-- What you are asked to do --
Each line that holds the word "this" is to be identified and copied.

-- Given data --
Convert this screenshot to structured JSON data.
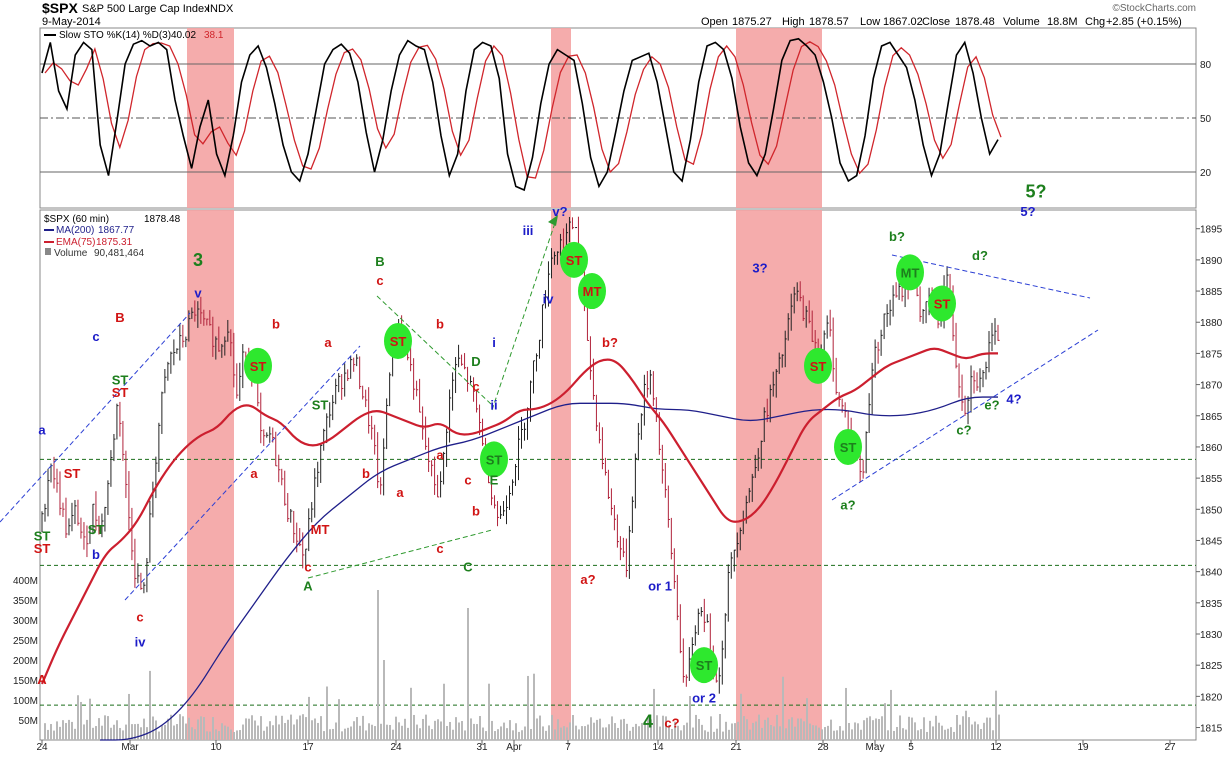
{
  "header": {
    "symbol": "$SPX",
    "name": "S&P 500 Large Cap Index",
    "exchange": "INDX",
    "date": "9-May-2014",
    "ohlc": {
      "open_label": "Open",
      "open": "1875.27",
      "high_label": "High",
      "high": "1878.57",
      "low_label": "Low",
      "low": "1867.02",
      "close_label": "Close",
      "close": "1878.48",
      "volume_label": "Volume",
      "volume": "18.8M",
      "chg_label": "Chg",
      "chg": "+2.85 (+0.15%)"
    },
    "brand": "©StockCharts.com"
  },
  "colors": {
    "price_bar": "#b0223a",
    "ema": "#cc1f2f",
    "ma": "#1f1f8a",
    "band": "#f4a3a3",
    "volume": "#b9b9b9",
    "sto_k": "#000000",
    "sto_d": "#d0262c",
    "st_marker": "#2ee82e",
    "label_red": "#d11414",
    "label_green": "#1d7f1d",
    "label_blue": "#1c1cc8",
    "trend_blue": "#2b3fd4",
    "trend_green": "#2f9a2f",
    "support_green": "#1b6e1b"
  },
  "chart_data": [
    {
      "type": "line",
      "panel": "stochastic",
      "title": "Slow STO %K(14) %D(3)",
      "series": [
        {
          "name": "%K(14)",
          "last": 40.02,
          "values": [
            75,
            92,
            65,
            55,
            85,
            92,
            88,
            35,
            18,
            48,
            80,
            91,
            93,
            90,
            92,
            88,
            60,
            40,
            22,
            45,
            60,
            30,
            18,
            40,
            70,
            85,
            90,
            78,
            58,
            35,
            20,
            15,
            30,
            55,
            80,
            88,
            91,
            86,
            70,
            42,
            20,
            38,
            65,
            85,
            93,
            90,
            88,
            70,
            40,
            18,
            30,
            65,
            88,
            92,
            90,
            72,
            30,
            12,
            10,
            28,
            58,
            80,
            88,
            85,
            82,
            58,
            28,
            12,
            20,
            42,
            65,
            82,
            84,
            86,
            70,
            45,
            20,
            15,
            38,
            70,
            90,
            92,
            88,
            72,
            45,
            25,
            18,
            30,
            55,
            82,
            93,
            94,
            90,
            85,
            70,
            50,
            25,
            15,
            18,
            40,
            72,
            90,
            92,
            85,
            78,
            60,
            35,
            18,
            30,
            58,
            85,
            92,
            75,
            50,
            30,
            38
          ]
        },
        {
          "name": "%D(3)",
          "last": 38.1
        }
      ],
      "ylim": [
        0,
        100
      ],
      "yticks": [
        20,
        50,
        80
      ]
    },
    {
      "type": "candlestick",
      "panel": "price",
      "title": "$SPX (60 min)",
      "last": "1878.48",
      "overlays": [
        {
          "name": "MA(200)",
          "value": "1867.77"
        },
        {
          "name": "EMA(75)",
          "value": "1875.31"
        }
      ],
      "volume": {
        "name": "Volume",
        "value": "90,481,464",
        "ylim": [
          0,
          400
        ],
        "unit": "M",
        "yticks": [
          "50M",
          "100M",
          "150M",
          "200M",
          "250M",
          "300M",
          "350M",
          "400M"
        ]
      },
      "ylim": [
        1813,
        1898
      ],
      "yticks": [
        1815,
        1820,
        1825,
        1830,
        1835,
        1840,
        1845,
        1850,
        1855,
        1860,
        1865,
        1870,
        1875,
        1880,
        1885,
        1890,
        1895
      ],
      "support_levels": [
        1858,
        1841,
        1818.6
      ],
      "close_path": [
        1848,
        1858,
        1852,
        1846,
        1850,
        1844,
        1850,
        1847,
        1856,
        1868,
        1852,
        1840,
        1836,
        1852,
        1866,
        1874,
        1876,
        1878,
        1882,
        1880,
        1878,
        1876,
        1880,
        1868,
        1876,
        1872,
        1860,
        1862,
        1856,
        1850,
        1846,
        1842,
        1852,
        1860,
        1866,
        1870,
        1872,
        1874,
        1868,
        1862,
        1852,
        1872,
        1880,
        1876,
        1870,
        1862,
        1856,
        1852,
        1866,
        1874,
        1872,
        1868,
        1862,
        1854,
        1848,
        1852,
        1858,
        1864,
        1872,
        1880,
        1890,
        1892,
        1894,
        1896,
        1884,
        1870,
        1860,
        1852,
        1846,
        1840,
        1856,
        1868,
        1872,
        1860,
        1848,
        1835,
        1820,
        1830,
        1835,
        1828,
        1822,
        1838,
        1845,
        1850,
        1855,
        1862,
        1868,
        1872,
        1878,
        1885,
        1882,
        1878,
        1875,
        1880,
        1868,
        1865,
        1860,
        1855,
        1872,
        1878,
        1882,
        1884,
        1886,
        1888,
        1880,
        1884,
        1880,
        1888,
        1874,
        1866,
        1872,
        1870,
        1876,
        1878
      ],
      "ema_path": [
        1822,
        1828,
        1833,
        1838,
        1843,
        1845,
        1848,
        1853,
        1857,
        1860,
        1862,
        1863,
        1866,
        1867,
        1865,
        1864,
        1861,
        1860,
        1861,
        1863,
        1865,
        1866,
        1865,
        1864,
        1863,
        1864,
        1862,
        1862,
        1863,
        1864,
        1866,
        1866,
        1867,
        1869,
        1872,
        1874,
        1874,
        1871,
        1867,
        1864,
        1860,
        1856,
        1852,
        1848,
        1848,
        1850,
        1854,
        1859,
        1864,
        1866,
        1868,
        1869,
        1871,
        1873,
        1874,
        1875,
        1876,
        1875,
        1874,
        1875,
        1875
      ],
      "ma_path": [
        1813,
        1813,
        1815,
        1820,
        1828,
        1835,
        1842,
        1848,
        1852,
        1856,
        1858,
        1860,
        1861,
        1863,
        1865,
        1867,
        1867,
        1867,
        1866,
        1866,
        1865,
        1864,
        1865,
        1866,
        1866,
        1865,
        1865,
        1866,
        1868,
        1868
      ],
      "bands": [
        [
          1,
          1
        ],
        [
          6,
          6
        ],
        [
          9,
          10
        ]
      ],
      "st_markers": [
        {
          "label": "ST",
          "text_color": "red",
          "x_date": "Mar 12",
          "y": 1873
        },
        {
          "label": "ST",
          "text_color": "red",
          "x_date": "Mar 24",
          "y": 1877
        },
        {
          "label": "ST",
          "text_color": "green",
          "x_date": "Apr 1",
          "y": 1858
        },
        {
          "label": "ST",
          "text_color": "red",
          "x_date": "Apr 5",
          "y": 1890
        },
        {
          "label": "MT",
          "text_color": "red",
          "x_date": "Apr 7",
          "y": 1885
        },
        {
          "label": "ST",
          "text_color": "green",
          "x_date": "Apr 16",
          "y": 1825
        },
        {
          "label": "ST",
          "text_color": "red",
          "x_date": "Apr 28",
          "y": 1873
        },
        {
          "label": "ST",
          "text_color": "green",
          "x_date": "Apr 30",
          "y": 1860
        },
        {
          "label": "MT",
          "text_color": "green",
          "x_date": "May 5",
          "y": 1888
        },
        {
          "label": "ST",
          "text_color": "red",
          "x_date": "May 7",
          "y": 1883
        }
      ],
      "annotations": [
        {
          "text": "ST",
          "color": "red",
          "y": 1843,
          "x_date": "Feb 24"
        },
        {
          "text": "A",
          "color": "red",
          "y": 1822,
          "x_date": "Feb 24"
        },
        {
          "text": "a",
          "color": "blue",
          "y": 1862,
          "x_date": "Feb 24"
        },
        {
          "text": "ST",
          "color": "green",
          "y": 1845,
          "x_date": "Feb 24"
        },
        {
          "text": "ST",
          "color": "red",
          "y": 1855,
          "x_date": "Feb 26"
        },
        {
          "text": "ST",
          "color": "green",
          "y": 1846,
          "x_date": "Feb 27"
        },
        {
          "text": "b",
          "color": "blue",
          "y": 1842,
          "x_date": "Feb 27"
        },
        {
          "text": "c",
          "color": "blue",
          "y": 1877,
          "x_date": "Feb 27"
        },
        {
          "text": "B",
          "color": "red",
          "y": 1880,
          "x_date": "Feb 28"
        },
        {
          "text": "ST",
          "color": "red",
          "y": 1868,
          "x_date": "Feb 28"
        },
        {
          "text": "ST",
          "color": "green",
          "y": 1870,
          "x_date": "Feb 28"
        },
        {
          "text": "c",
          "color": "red",
          "y": 1832,
          "x_date": "Mar 3"
        },
        {
          "text": "iv",
          "color": "blue",
          "y": 1828,
          "x_date": "Mar 3"
        },
        {
          "text": "3",
          "color": "green",
          "y": 1889,
          "x_date": "Mar 7"
        },
        {
          "text": "v",
          "color": "blue",
          "y": 1884,
          "x_date": "Mar 7"
        },
        {
          "text": "b",
          "color": "red",
          "y": 1879,
          "x_date": "Mar 14"
        },
        {
          "text": "a",
          "color": "red",
          "y": 1855,
          "x_date": "Mar 13"
        },
        {
          "text": "MT",
          "color": "red",
          "y": 1846,
          "x_date": "Mar 18"
        },
        {
          "text": "a",
          "color": "red",
          "y": 1876,
          "x_date": "Mar 19"
        },
        {
          "text": "ST",
          "color": "green",
          "y": 1866,
          "x_date": "Mar 18"
        },
        {
          "text": "c",
          "color": "red",
          "y": 1840,
          "x_date": "Mar 17"
        },
        {
          "text": "A",
          "color": "green",
          "y": 1837,
          "x_date": "Mar 17"
        },
        {
          "text": "b",
          "color": "red",
          "y": 1855,
          "x_date": "Mar 20"
        },
        {
          "text": "B",
          "color": "green",
          "y": 1889,
          "x_date": "Mar 21"
        },
        {
          "text": "c",
          "color": "red",
          "y": 1886,
          "x_date": "Mar 21"
        },
        {
          "text": "a",
          "color": "red",
          "y": 1852,
          "x_date": "Mar 25"
        },
        {
          "text": "b",
          "color": "red",
          "y": 1879,
          "x_date": "Mar 27"
        },
        {
          "text": "a",
          "color": "red",
          "y": 1858,
          "x_date": "Mar 27"
        },
        {
          "text": "c",
          "color": "red",
          "y": 1843,
          "x_date": "Mar 27"
        },
        {
          "text": "C",
          "color": "green",
          "y": 1840,
          "x_date": "Mar 28"
        },
        {
          "text": "D",
          "color": "green",
          "y": 1873,
          "x_date": "Mar 31"
        },
        {
          "text": "c",
          "color": "red",
          "y": 1869,
          "x_date": "Mar 31"
        },
        {
          "text": "c",
          "color": "red",
          "y": 1854,
          "x_date": "Mar 28"
        },
        {
          "text": "b",
          "color": "red",
          "y": 1849,
          "x_date": "Mar 31"
        },
        {
          "text": "E",
          "color": "green",
          "y": 1854,
          "x_date": "Apr 1"
        },
        {
          "text": "i",
          "color": "blue",
          "y": 1876,
          "x_date": "Apr 1"
        },
        {
          "text": "ii",
          "color": "blue",
          "y": 1866,
          "x_date": "Apr 1"
        },
        {
          "text": "iii",
          "color": "blue",
          "y": 1894,
          "x_date": "Apr 2"
        },
        {
          "text": "iv",
          "color": "blue",
          "y": 1883,
          "x_date": "Apr 3"
        },
        {
          "text": "v?",
          "color": "blue",
          "y": 1897,
          "x_date": "Apr 4"
        },
        {
          "text": "b?",
          "color": "red",
          "y": 1876,
          "x_date": "Apr 10"
        },
        {
          "text": "a?",
          "color": "red",
          "y": 1838,
          "x_date": "Apr 8"
        },
        {
          "text": "or 1",
          "color": "blue",
          "y": 1837,
          "x_date": "Apr 15"
        },
        {
          "text": "4",
          "color": "green",
          "y": 1815,
          "x_date": "Apr 13"
        },
        {
          "text": "c?",
          "color": "red",
          "y": 1815,
          "x_date": "Apr 14"
        },
        {
          "text": "or 2",
          "color": "blue",
          "y": 1819,
          "x_date": "Apr 16"
        },
        {
          "text": "3?",
          "color": "blue",
          "y": 1888,
          "x_date": "Apr 23"
        },
        {
          "text": "a?",
          "color": "green",
          "y": 1850,
          "x_date": "Apr 30"
        },
        {
          "text": "b?",
          "color": "green",
          "y": 1893,
          "x_date": "May 3"
        },
        {
          "text": "d?",
          "color": "green",
          "y": 1890,
          "x_date": "May 9"
        },
        {
          "text": "c?",
          "color": "green",
          "y": 1862,
          "x_date": "May 8"
        },
        {
          "text": "e?",
          "color": "green",
          "y": 1866,
          "x_date": "May 10"
        },
        {
          "text": "4?",
          "color": "blue",
          "y": 1867,
          "x_date": "May 11"
        },
        {
          "text": "5?",
          "color": "green",
          "y": 1900,
          "x_date": "May 14"
        },
        {
          "text": "5?",
          "color": "blue",
          "y": 1897,
          "x_date": "May 13"
        }
      ],
      "x_tick_labels": [
        "24",
        "Mar",
        "10",
        "17",
        "24",
        "31",
        "Apr",
        "7",
        "14",
        "21",
        "28",
        "May",
        "5",
        "12",
        "19",
        "27"
      ]
    }
  ]
}
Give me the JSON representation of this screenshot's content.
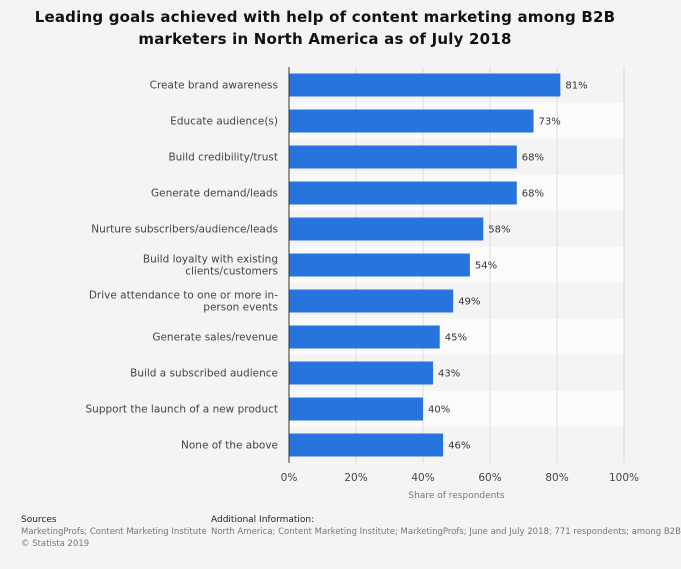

-- Final result --
Convert this screenshot to structured JSON data.
Give me the JSON representation of this screenshot's content.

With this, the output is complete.